RAW RECORDS start
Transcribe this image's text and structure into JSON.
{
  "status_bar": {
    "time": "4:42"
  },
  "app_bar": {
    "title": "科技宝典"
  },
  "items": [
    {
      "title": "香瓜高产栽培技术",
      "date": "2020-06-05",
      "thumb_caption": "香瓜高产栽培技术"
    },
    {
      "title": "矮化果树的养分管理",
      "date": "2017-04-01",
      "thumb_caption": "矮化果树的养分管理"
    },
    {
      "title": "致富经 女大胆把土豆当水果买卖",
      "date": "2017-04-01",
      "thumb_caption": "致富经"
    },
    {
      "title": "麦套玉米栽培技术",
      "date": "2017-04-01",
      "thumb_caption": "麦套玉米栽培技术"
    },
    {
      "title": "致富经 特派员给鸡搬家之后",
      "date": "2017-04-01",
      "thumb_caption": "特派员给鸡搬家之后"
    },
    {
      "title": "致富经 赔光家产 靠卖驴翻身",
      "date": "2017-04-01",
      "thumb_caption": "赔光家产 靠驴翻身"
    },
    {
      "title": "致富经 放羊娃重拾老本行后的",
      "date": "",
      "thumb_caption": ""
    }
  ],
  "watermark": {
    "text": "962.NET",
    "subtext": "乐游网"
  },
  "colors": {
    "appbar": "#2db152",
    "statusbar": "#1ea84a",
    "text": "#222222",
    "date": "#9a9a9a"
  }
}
RAW RECORDS end
Please set down the whole listing above without altering a single line.

*RESPONSE FOR THIS EXERCISE*.
Transcribe this image's text and structure into JSON.
{
  "status_bar": {
    "time": "4:42"
  },
  "app_bar": {
    "title": "科技宝典"
  },
  "items": [
    {
      "title": "香瓜高产栽培技术",
      "date": "2020-06-05",
      "thumb_caption": "香瓜高产栽培技术"
    },
    {
      "title": "矮化果树的养分管理",
      "date": "2017-04-01",
      "thumb_caption": "矮化果树的养分管理"
    },
    {
      "title": "致富经 女大胆把土豆当水果买卖",
      "date": "2017-04-01",
      "thumb_caption": "致富经"
    },
    {
      "title": "麦套玉米栽培技术",
      "date": "2017-04-01",
      "thumb_caption": "麦套玉米栽培技术"
    },
    {
      "title": "致富经 特派员给鸡搬家之后",
      "date": "2017-04-01",
      "thumb_caption": "特派员给鸡搬家之后"
    },
    {
      "title": "致富经 赔光家产 靠卖驴翻身",
      "date": "2017-04-01",
      "thumb_caption": "赔光家产 靠驴翻身"
    },
    {
      "title": "致富经 放羊娃重拾老本行后的",
      "date": "",
      "thumb_caption": ""
    }
  ],
  "watermark": {
    "text": "962.NET",
    "subtext": "乐游网"
  },
  "colors": {
    "appbar": "#2db152",
    "statusbar": "#1ea84a",
    "text": "#222222",
    "date": "#9a9a9a"
  }
}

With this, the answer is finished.